▶ TO DO:
State how many lines of the records contain the string "maximum". Give the number alone.

▶ DATA SUPPLIED:
>> start
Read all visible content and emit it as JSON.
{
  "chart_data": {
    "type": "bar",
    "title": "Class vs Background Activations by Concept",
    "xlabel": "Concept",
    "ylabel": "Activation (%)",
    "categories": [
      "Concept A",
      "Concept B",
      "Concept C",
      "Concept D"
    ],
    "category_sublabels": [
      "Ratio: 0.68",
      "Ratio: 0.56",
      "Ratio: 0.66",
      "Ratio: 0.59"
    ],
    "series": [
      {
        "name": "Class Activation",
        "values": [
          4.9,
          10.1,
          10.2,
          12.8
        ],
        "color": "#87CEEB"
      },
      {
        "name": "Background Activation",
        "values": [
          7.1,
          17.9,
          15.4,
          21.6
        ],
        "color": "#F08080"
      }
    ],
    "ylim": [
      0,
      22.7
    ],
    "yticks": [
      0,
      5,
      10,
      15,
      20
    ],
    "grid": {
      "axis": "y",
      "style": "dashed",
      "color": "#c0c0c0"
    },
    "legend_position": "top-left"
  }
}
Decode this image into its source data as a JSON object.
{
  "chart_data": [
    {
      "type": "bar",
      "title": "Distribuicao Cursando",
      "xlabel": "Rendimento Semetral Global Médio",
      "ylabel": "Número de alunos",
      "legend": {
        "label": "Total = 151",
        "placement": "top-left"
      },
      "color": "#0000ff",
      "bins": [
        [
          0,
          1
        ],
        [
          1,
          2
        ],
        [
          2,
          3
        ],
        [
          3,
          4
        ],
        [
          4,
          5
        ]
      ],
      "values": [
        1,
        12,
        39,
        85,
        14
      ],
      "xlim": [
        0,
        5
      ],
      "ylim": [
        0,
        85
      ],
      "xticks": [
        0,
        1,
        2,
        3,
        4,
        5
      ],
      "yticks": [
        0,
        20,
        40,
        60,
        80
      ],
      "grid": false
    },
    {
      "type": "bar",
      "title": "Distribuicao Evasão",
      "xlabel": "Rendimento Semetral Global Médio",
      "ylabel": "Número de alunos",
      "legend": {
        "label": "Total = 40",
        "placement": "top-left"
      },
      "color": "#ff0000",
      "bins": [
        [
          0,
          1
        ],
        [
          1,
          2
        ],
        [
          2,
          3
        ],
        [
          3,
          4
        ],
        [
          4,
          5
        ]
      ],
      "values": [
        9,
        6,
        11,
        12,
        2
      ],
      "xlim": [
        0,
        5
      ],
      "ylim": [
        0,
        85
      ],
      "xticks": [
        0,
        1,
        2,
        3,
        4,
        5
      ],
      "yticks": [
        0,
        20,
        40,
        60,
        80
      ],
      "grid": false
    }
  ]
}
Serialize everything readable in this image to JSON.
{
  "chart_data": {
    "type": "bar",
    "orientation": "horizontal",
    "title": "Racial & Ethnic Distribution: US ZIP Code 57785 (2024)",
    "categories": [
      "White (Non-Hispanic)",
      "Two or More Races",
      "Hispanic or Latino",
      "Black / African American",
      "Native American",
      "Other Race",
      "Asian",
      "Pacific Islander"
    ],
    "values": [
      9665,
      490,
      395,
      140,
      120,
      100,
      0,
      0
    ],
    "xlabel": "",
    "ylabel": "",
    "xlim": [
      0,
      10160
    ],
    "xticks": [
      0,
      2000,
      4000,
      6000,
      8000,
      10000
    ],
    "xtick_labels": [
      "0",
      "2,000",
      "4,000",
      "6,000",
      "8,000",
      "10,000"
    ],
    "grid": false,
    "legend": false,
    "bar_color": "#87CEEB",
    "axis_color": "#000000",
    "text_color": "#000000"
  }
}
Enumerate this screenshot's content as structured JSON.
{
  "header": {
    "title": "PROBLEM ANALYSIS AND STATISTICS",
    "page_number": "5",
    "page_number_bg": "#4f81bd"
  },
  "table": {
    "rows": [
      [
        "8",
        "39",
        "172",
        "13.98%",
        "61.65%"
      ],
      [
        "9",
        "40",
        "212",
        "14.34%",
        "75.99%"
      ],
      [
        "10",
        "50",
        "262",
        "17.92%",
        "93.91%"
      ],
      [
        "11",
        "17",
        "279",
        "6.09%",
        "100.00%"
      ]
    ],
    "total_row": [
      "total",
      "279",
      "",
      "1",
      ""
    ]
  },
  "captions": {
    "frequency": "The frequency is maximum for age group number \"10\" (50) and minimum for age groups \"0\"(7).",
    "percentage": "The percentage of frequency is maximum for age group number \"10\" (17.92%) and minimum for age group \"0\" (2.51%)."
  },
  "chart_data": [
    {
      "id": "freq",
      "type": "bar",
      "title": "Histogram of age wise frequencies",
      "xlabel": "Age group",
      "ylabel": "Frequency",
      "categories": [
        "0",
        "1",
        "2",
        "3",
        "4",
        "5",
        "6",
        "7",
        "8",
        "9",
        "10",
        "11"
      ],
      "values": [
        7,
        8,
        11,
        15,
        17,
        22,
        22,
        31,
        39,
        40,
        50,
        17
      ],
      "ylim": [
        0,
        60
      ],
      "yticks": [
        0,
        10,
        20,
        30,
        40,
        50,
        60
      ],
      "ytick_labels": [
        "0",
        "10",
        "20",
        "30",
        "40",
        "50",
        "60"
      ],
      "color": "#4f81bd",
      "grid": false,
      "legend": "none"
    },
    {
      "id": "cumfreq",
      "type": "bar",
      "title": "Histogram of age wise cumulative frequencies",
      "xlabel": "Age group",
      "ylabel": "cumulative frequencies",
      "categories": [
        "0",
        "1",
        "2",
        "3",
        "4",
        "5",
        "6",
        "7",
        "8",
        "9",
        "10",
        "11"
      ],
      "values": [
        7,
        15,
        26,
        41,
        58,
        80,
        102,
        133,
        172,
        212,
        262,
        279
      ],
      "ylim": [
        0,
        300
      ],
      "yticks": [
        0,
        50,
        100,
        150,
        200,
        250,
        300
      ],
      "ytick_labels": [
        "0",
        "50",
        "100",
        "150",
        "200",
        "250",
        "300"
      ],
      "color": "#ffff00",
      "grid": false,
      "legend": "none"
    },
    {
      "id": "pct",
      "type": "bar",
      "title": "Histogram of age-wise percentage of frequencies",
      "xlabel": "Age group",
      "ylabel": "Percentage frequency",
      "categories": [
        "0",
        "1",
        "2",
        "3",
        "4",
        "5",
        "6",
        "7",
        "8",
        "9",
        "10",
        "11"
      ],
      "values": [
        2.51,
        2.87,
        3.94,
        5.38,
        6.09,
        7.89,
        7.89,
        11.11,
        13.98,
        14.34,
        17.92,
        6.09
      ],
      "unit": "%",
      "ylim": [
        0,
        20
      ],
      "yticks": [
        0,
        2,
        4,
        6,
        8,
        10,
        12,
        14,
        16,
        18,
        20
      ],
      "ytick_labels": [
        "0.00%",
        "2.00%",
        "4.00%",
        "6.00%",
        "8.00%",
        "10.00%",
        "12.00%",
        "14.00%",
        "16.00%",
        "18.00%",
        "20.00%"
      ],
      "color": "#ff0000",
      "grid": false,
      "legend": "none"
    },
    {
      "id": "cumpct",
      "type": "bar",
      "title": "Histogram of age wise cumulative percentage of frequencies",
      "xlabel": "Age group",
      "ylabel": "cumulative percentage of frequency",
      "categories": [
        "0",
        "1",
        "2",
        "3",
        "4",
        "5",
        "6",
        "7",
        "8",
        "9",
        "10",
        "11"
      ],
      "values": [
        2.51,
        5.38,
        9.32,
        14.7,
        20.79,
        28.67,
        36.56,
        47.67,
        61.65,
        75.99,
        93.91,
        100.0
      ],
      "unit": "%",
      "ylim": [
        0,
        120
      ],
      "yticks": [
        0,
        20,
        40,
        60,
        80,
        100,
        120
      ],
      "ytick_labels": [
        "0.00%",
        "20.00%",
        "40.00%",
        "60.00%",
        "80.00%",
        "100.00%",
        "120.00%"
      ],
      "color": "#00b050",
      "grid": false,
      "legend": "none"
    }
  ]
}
>> end
▶ WRITTEN SOLUTION:
2